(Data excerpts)

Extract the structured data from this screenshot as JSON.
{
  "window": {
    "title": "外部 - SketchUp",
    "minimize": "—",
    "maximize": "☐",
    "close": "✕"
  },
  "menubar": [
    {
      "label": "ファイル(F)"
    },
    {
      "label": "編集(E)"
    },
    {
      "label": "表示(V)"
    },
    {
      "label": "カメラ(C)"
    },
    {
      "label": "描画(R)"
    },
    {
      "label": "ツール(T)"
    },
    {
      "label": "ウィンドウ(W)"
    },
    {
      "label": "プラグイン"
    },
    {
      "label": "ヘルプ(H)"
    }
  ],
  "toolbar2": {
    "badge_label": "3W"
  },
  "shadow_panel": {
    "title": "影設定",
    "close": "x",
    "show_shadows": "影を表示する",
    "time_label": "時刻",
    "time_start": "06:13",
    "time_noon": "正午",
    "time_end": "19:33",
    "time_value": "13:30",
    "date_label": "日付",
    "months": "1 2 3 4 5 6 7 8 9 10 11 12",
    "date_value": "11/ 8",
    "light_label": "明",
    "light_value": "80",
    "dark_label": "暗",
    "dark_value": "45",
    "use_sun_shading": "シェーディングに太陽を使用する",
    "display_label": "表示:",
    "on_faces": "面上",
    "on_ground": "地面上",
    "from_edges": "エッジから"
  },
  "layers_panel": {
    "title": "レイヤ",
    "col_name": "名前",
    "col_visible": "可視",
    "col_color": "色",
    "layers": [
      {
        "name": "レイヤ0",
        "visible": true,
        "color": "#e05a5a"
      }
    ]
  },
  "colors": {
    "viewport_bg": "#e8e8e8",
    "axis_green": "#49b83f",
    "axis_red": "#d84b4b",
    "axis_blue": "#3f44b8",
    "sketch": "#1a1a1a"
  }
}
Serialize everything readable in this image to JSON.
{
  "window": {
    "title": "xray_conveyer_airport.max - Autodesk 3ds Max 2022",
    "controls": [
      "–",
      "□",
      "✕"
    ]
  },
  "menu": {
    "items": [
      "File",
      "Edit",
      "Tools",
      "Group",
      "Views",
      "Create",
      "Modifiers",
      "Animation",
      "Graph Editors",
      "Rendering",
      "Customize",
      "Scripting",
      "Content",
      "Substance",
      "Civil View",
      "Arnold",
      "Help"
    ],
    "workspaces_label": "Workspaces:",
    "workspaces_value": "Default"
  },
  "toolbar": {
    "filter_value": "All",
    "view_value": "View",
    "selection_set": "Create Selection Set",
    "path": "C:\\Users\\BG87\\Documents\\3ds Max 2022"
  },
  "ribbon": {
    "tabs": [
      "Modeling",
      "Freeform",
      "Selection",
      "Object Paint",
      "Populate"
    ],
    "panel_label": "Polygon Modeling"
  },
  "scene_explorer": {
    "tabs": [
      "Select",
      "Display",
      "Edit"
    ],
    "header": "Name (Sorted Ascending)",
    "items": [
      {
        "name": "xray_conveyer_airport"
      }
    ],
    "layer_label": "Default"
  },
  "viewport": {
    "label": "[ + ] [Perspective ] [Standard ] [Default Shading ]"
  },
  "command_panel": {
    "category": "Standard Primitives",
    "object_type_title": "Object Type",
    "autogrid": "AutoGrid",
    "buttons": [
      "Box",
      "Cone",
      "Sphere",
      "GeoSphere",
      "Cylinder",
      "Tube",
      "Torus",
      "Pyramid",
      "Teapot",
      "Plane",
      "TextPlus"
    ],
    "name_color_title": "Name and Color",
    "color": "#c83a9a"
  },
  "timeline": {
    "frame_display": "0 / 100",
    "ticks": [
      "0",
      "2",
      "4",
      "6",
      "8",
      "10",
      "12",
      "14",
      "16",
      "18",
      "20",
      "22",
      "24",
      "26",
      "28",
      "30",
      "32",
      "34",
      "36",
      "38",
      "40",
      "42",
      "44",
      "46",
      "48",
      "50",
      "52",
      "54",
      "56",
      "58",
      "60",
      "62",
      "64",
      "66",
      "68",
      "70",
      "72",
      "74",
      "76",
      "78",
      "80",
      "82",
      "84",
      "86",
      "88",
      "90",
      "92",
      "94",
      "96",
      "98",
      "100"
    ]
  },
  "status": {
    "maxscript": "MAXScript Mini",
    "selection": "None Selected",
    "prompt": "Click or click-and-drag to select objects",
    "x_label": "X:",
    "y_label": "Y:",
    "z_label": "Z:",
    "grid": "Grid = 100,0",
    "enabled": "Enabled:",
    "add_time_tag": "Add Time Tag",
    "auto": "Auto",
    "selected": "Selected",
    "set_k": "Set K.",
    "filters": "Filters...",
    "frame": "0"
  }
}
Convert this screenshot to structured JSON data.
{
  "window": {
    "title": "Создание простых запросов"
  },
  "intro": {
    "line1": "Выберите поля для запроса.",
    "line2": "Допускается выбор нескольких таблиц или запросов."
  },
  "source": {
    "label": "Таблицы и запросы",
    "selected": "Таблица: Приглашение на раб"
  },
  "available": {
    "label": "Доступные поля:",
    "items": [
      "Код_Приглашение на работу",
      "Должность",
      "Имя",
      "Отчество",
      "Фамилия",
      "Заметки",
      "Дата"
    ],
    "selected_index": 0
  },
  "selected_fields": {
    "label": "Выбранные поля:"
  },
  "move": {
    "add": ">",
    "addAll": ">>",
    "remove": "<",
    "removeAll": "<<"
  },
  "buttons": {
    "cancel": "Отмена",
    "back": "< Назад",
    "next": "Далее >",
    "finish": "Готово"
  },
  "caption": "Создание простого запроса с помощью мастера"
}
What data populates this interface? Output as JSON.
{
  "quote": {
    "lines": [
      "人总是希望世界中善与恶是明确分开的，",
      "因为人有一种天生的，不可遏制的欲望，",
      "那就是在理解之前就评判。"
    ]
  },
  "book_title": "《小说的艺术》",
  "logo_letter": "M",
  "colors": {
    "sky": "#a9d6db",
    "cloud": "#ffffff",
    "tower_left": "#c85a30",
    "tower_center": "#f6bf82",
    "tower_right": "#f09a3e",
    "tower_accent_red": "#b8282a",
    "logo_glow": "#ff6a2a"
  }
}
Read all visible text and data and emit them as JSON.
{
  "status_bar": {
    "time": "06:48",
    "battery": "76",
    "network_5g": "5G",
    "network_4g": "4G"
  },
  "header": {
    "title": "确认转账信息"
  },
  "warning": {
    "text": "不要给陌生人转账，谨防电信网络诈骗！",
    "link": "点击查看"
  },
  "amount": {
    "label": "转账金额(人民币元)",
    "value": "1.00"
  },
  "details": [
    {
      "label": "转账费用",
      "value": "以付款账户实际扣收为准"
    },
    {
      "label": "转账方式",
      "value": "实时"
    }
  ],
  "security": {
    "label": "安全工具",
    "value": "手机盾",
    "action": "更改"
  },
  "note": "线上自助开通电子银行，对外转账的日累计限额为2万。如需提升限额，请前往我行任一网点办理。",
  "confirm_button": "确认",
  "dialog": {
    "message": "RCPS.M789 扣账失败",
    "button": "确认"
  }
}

_What to do_: Find each line that has the word "поля", then copy it out.

_Result of this task_:
    "line1": "Выберите поля для запроса.",
    "label": "Доступные поля:",
    "label": "Выбранные поля:"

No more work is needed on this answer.